Stored records:
********************
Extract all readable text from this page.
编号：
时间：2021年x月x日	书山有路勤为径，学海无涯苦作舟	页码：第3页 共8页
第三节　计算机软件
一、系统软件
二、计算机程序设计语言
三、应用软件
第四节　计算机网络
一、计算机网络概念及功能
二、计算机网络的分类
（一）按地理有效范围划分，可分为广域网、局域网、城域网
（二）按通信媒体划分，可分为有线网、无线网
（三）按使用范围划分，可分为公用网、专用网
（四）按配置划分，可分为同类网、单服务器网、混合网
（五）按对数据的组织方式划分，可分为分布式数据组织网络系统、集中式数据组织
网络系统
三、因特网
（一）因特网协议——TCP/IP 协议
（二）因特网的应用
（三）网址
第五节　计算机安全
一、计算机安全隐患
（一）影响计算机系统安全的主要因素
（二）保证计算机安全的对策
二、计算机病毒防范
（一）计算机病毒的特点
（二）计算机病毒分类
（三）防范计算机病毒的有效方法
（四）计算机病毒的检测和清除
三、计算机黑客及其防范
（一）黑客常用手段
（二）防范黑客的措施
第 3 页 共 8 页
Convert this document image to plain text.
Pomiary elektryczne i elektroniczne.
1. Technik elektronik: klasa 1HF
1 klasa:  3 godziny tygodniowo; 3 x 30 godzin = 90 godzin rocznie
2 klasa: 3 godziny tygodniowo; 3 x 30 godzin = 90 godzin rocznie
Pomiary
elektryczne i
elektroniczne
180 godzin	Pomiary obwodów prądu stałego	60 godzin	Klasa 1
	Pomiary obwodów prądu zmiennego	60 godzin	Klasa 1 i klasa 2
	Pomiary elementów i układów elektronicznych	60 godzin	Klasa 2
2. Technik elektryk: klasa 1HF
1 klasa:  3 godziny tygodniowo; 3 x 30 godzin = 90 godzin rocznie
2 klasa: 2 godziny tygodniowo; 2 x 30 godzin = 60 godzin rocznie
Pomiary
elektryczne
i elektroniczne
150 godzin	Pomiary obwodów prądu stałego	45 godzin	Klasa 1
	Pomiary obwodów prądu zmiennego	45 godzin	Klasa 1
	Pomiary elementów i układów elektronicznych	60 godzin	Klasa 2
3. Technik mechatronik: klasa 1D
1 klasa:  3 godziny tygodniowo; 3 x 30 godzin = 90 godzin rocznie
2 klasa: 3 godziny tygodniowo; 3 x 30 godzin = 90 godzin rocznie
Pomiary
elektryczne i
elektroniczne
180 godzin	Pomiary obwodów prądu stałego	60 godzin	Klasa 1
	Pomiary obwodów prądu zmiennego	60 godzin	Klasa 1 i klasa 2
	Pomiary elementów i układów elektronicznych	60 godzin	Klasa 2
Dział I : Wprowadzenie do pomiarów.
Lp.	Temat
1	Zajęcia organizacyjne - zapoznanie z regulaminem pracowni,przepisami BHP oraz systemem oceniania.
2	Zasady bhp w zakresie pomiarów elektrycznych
********************
- [EXERCISE DESCRIPTION]:
Give all the entries again exactly; leave none out.

- [RESPONSE BELOW]:
Extract all readable text from this page.
编号：
时间：2021年x月x日	书山有路勤为径，学海无涯苦作舟	页码：第3页 共8页
第三节　计算机软件
一、系统软件
二、计算机程序设计语言
三、应用软件
第四节　计算机网络
一、计算机网络概念及功能
二、计算机网络的分类
（一）按地理有效范围划分，可分为广域网、局域网、城域网
（二）按通信媒体划分，可分为有线网、无线网
（三）按使用范围划分，可分为公用网、专用网
（四）按配置划分，可分为同类网、单服务器网、混合网
（五）按对数据的组织方式划分，可分为分布式数据组织网络系统、集中式数据组织
网络系统
三、因特网
（一）因特网协议——TCP/IP 协议
（二）因特网的应用
（三）网址
第五节　计算机安全
一、计算机安全隐患
（一）影响计算机系统安全的主要因素
（二）保证计算机安全的对策
二、计算机病毒防范
（一）计算机病毒的特点
（二）计算机病毒分类
（三）防范计算机病毒的有效方法
（四）计算机病毒的检测和清除
三、计算机黑客及其防范
（一）黑客常用手段
（二）防范黑客的措施
第 3 页 共 8 页
Convert this document image to plain text.
Pomiary elektryczne i elektroniczne.
1. Technik elektronik: klasa 1HF
1 klasa:  3 godziny tygodniowo; 3 x 30 godzin = 90 godzin rocznie
2 klasa: 3 godziny tygodniowo; 3 x 30 godzin = 90 godzin rocznie
Pomiary
elektryczne i
elektroniczne
180 godzin	Pomiary obwodów prądu stałego	60 godzin	Klasa 1
	Pomiary obwodów prądu zmiennego	60 godzin	Klasa 1 i klasa 2
	Pomiary elementów i układów elektronicznych	60 godzin	Klasa 2
2. Technik elektryk: klasa 1HF
1 klasa:  3 godziny tygodniowo; 3 x 30 godzin = 90 godzin rocznie
2 klasa: 2 godziny tygodniowo; 2 x 30 godzin = 60 godzin rocznie
Pomiary
elektryczne
i elektroniczne
150 godzin	Pomiary obwodów prądu stałego	45 godzin	Klasa 1
	Pomiary obwodów prądu zmiennego	45 godzin	Klasa 1
	Pomiary elementów i układów elektronicznych	60 godzin	Klasa 2
3. Technik mechatronik: klasa 1D
1 klasa:  3 godziny tygodniowo; 3 x 30 godzin = 90 godzin rocznie
2 klasa: 3 godziny tygodniowo; 3 x 30 godzin = 90 godzin rocznie
Pomiary
elektryczne i
elektroniczne
180 godzin	Pomiary obwodów prądu stałego	60 godzin	Klasa 1
	Pomiary obwodów prądu zmiennego	60 godzin	Klasa 1 i klasa 2
	Pomiary elementów i układów elektronicznych	60 godzin	Klasa 2
Dział I : Wprowadzenie do pomiarów.
Lp.	Temat
1	Zajęcia organizacyjne - zapoznanie z regulaminem pracowni,przepisami BHP oraz systemem oceniania.
2	Zasady bhp w zakresie pomiarów elektrycznych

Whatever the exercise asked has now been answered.